Task goal
Below is some material; transcribe all of it exactly.

Information shown

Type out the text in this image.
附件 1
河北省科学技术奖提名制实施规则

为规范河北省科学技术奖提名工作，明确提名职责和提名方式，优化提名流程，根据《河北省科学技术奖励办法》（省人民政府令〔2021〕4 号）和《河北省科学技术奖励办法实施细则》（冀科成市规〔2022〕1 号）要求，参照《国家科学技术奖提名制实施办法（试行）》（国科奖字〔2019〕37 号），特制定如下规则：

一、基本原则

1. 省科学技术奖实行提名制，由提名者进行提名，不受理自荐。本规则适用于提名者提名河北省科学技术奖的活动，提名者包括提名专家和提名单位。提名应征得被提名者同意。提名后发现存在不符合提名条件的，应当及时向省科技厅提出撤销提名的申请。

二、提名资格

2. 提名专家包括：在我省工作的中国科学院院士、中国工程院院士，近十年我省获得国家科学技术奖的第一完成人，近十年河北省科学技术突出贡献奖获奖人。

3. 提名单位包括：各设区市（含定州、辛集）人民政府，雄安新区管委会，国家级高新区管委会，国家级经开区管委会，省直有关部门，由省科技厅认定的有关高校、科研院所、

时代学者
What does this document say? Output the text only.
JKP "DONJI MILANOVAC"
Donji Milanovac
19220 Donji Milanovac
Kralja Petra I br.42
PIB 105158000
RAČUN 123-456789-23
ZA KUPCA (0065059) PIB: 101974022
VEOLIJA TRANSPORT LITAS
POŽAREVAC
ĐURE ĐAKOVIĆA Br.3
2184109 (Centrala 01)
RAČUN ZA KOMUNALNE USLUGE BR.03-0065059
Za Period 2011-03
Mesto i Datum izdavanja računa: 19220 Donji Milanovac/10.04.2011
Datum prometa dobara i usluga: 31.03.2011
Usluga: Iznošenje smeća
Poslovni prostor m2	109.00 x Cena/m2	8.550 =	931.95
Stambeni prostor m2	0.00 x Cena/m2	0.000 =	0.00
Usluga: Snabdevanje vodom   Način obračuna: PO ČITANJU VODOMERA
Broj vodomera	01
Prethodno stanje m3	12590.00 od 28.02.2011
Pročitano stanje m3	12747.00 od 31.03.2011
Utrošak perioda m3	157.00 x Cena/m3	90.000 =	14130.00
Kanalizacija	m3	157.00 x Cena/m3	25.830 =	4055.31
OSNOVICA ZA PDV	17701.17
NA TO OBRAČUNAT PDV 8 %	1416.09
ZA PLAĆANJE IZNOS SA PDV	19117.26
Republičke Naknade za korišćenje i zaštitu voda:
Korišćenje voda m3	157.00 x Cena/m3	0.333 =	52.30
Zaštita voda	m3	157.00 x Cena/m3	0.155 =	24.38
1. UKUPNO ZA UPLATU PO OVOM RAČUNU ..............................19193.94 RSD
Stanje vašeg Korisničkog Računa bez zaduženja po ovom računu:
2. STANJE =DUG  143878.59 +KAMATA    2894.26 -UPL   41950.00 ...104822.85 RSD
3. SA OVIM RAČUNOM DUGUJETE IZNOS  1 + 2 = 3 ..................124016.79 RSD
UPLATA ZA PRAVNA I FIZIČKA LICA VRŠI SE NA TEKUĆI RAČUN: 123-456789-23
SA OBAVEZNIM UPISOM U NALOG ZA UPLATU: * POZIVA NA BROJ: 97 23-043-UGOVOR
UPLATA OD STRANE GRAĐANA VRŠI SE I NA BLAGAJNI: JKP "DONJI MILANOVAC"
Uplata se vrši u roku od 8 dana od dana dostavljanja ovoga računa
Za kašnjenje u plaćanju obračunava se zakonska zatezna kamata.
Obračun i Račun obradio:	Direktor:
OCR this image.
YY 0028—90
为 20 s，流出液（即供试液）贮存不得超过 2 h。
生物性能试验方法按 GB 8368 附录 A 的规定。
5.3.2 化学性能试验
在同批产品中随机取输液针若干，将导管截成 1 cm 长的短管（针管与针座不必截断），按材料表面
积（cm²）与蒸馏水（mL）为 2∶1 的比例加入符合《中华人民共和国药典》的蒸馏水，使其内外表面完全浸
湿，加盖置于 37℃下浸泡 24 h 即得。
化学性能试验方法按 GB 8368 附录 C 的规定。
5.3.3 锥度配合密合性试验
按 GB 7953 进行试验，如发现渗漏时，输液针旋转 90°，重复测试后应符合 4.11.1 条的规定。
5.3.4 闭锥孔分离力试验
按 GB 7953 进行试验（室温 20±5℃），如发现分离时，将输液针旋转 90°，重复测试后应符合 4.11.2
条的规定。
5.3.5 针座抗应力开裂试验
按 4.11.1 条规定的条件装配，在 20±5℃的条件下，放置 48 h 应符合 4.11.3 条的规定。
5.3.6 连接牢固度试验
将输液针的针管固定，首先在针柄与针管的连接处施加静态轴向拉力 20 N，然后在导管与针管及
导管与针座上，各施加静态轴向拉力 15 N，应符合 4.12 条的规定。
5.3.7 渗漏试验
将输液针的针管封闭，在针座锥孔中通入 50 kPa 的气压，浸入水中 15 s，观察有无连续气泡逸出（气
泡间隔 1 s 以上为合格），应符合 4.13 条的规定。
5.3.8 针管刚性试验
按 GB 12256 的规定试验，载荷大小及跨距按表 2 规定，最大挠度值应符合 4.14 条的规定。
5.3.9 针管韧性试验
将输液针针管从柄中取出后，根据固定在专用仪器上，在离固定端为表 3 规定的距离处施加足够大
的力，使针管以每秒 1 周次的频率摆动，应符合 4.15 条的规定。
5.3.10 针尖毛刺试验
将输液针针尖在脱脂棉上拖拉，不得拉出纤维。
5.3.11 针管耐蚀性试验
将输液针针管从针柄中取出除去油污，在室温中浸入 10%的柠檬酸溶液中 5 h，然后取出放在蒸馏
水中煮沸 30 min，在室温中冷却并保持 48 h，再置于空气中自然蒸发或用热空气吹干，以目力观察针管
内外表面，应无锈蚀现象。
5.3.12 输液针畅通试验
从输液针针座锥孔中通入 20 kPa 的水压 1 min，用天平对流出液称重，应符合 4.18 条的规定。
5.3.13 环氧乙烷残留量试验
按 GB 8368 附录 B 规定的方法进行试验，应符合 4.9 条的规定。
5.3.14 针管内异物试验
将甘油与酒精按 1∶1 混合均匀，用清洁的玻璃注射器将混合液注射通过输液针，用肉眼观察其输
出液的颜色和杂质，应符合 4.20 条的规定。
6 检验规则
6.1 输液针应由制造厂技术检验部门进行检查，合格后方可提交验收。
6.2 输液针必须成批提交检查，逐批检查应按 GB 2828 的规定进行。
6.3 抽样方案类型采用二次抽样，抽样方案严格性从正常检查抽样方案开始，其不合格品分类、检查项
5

Expected output
Type out the text in this image.
附件 1
河北省科学技术奖提名制实施规则

为规范河北省科学技术奖提名工作，明确提名职责和提名方式，优化提名流程，根据《河北省科学技术奖励办法》（省人民政府令〔2021〕4 号）和《河北省科学技术奖励办法实施细则》（冀科成市规〔2022〕1 号）要求，参照《国家科学技术奖提名制实施办法（试行）》（国科奖字〔2019〕37 号），特制定如下规则：

一、基本原则

1. 省科学技术奖实行提名制，由提名者进行提名，不受理自荐。本规则适用于提名者提名河北省科学技术奖的活动，提名者包括提名专家和提名单位。提名应征得被提名者同意。提名后发现存在不符合提名条件的，应当及时向省科技厅提出撤销提名的申请。

二、提名资格

2. 提名专家包括：在我省工作的中国科学院院士、中国工程院院士，近十年我省获得国家科学技术奖的第一完成人，近十年河北省科学技术突出贡献奖获奖人。

3. 提名单位包括：各设区市（含定州、辛集）人民政府，雄安新区管委会，国家级高新区管委会，国家级经开区管委会，省直有关部门，由省科技厅认定的有关高校、科研院所、

时代学者
What does this document say? Output the text only.
JKP "DONJI MILANOVAC"
Donji Milanovac
19220 Donji Milanovac
Kralja Petra I br.42
PIB 105158000
RAČUN 123-456789-23
ZA KUPCA (0065059) PIB: 101974022
VEOLIJA TRANSPORT LITAS
POŽAREVAC
ĐURE ĐAKOVIĆA Br.3
2184109 (Centrala 01)
RAČUN ZA KOMUNALNE USLUGE BR.03-0065059
Za Period 2011-03
Mesto i Datum izdavanja računa: 19220 Donji Milanovac/10.04.2011
Datum prometa dobara i usluga: 31.03.2011
Usluga: Iznošenje smeća
Poslovni prostor m2	109.00 x Cena/m2	8.550 =	931.95
Stambeni prostor m2	0.00 x Cena/m2	0.000 =	0.00
Usluga: Snabdevanje vodom   Način obračuna: PO ČITANJU VODOMERA
Broj vodomera	01
Prethodno stanje m3	12590.00 od 28.02.2011
Pročitano stanje m3	12747.00 od 31.03.2011
Utrošak perioda m3	157.00 x Cena/m3	90.000 =	14130.00
Kanalizacija	m3	157.00 x Cena/m3	25.830 =	4055.31
OSNOVICA ZA PDV	17701.17
NA TO OBRAČUNAT PDV 8 %	1416.09
ZA PLAĆANJE IZNOS SA PDV	19117.26
Republičke Naknade za korišćenje i zaštitu voda:
Korišćenje voda m3	157.00 x Cena/m3	0.333 =	52.30
Zaštita voda	m3	157.00 x Cena/m3	0.155 =	24.38
1. UKUPNO ZA UPLATU PO OVOM RAČUNU ..............................19193.94 RSD
Stanje vašeg Korisničkog Računa bez zaduženja po ovom računu:
2. STANJE =DUG  143878.59 +KAMATA    2894.26 -UPL   41950.00 ...104822.85 RSD
3. SA OVIM RAČUNOM DUGUJETE IZNOS  1 + 2 = 3 ..................124016.79 RSD
UPLATA ZA PRAVNA I FIZIČKA LICA VRŠI SE NA TEKUĆI RAČUN: 123-456789-23
SA OBAVEZNIM UPISOM U NALOG ZA UPLATU: * POZIVA NA BROJ: 97 23-043-UGOVOR
UPLATA OD STRANE GRAĐANA VRŠI SE I NA BLAGAJNI: JKP "DONJI MILANOVAC"
Uplata se vrši u roku od 8 dana od dana dostavljanja ovoga računa
Za kašnjenje u plaćanju obračunava se zakonska zatezna kamata.
Obračun i Račun obradio:	Direktor:
OCR this image.
YY 0028—90
为 20 s，流出液（即供试液）贮存不得超过 2 h。
生物性能试验方法按 GB 8368 附录 A 的规定。
5.3.2 化学性能试验
在同批产品中随机取输液针若干，将导管截成 1 cm 长的短管（针管与针座不必截断），按材料表面
积（cm²）与蒸馏水（mL）为 2∶1 的比例加入符合《中华人民共和国药典》的蒸馏水，使其内外表面完全浸
湿，加盖置于 37℃下浸泡 24 h 即得。
化学性能试验方法按 GB 8368 附录 C 的规定。
5.3.3 锥度配合密合性试验
按 GB 7953 进行试验，如发现渗漏时，输液针旋转 90°，重复测试后应符合 4.11.1 条的规定。
5.3.4 闭锥孔分离力试验
按 GB 7953 进行试验（室温 20±5℃），如发现分离时，将输液针旋转 90°，重复测试后应符合 4.11.2
条的规定。
5.3.5 针座抗应力开裂试验
按 4.11.1 条规定的条件装配，在 20±5℃的条件下，放置 48 h 应符合 4.11.3 条的规定。
5.3.6 连接牢固度试验
将输液针的针管固定，首先在针柄与针管的连接处施加静态轴向拉力 20 N，然后在导管与针管及
导管与针座上，各施加静态轴向拉力 15 N，应符合 4.12 条的规定。
5.3.7 渗漏试验
将输液针的针管封闭，在针座锥孔中通入 50 kPa 的气压，浸入水中 15 s，观察有无连续气泡逸出（气
泡间隔 1 s 以上为合格），应符合 4.13 条的规定。
5.3.8 针管刚性试验
按 GB 12256 的规定试验，载荷大小及跨距按表 2 规定，最大挠度值应符合 4.14 条的规定。
5.3.9 针管韧性试验
将输液针针管从柄中取出后，根据固定在专用仪器上，在离固定端为表 3 规定的距离处施加足够大
的力，使针管以每秒 1 周次的频率摆动，应符合 4.15 条的规定。
5.3.10 针尖毛刺试验
将输液针针尖在脱脂棉上拖拉，不得拉出纤维。
5.3.11 针管耐蚀性试验
将输液针针管从针柄中取出除去油污，在室温中浸入 10%的柠檬酸溶液中 5 h，然后取出放在蒸馏
水中煮沸 30 min，在室温中冷却并保持 48 h，再置于空气中自然蒸发或用热空气吹干，以目力观察针管
内外表面，应无锈蚀现象。
5.3.12 输液针畅通试验
从输液针针座锥孔中通入 20 kPa 的水压 1 min，用天平对流出液称重，应符合 4.18 条的规定。
5.3.13 环氧乙烷残留量试验
按 GB 8368 附录 B 规定的方法进行试验，应符合 4.9 条的规定。
5.3.14 针管内异物试验
将甘油与酒精按 1∶1 混合均匀，用清洁的玻璃注射器将混合液注射通过输液针，用肉眼观察其输
出液的颜色和杂质，应符合 4.20 条的规定。
6 检验规则
6.1 输液针应由制造厂技术检验部门进行检查，合格后方可提交验收。
6.2 输液针必须成批提交检查，逐批检查应按 GB 2828 的规定进行。
6.3 抽样方案类型采用二次抽样，抽样方案严格性从正常检查抽样方案开始，其不合格品分类、检查项
5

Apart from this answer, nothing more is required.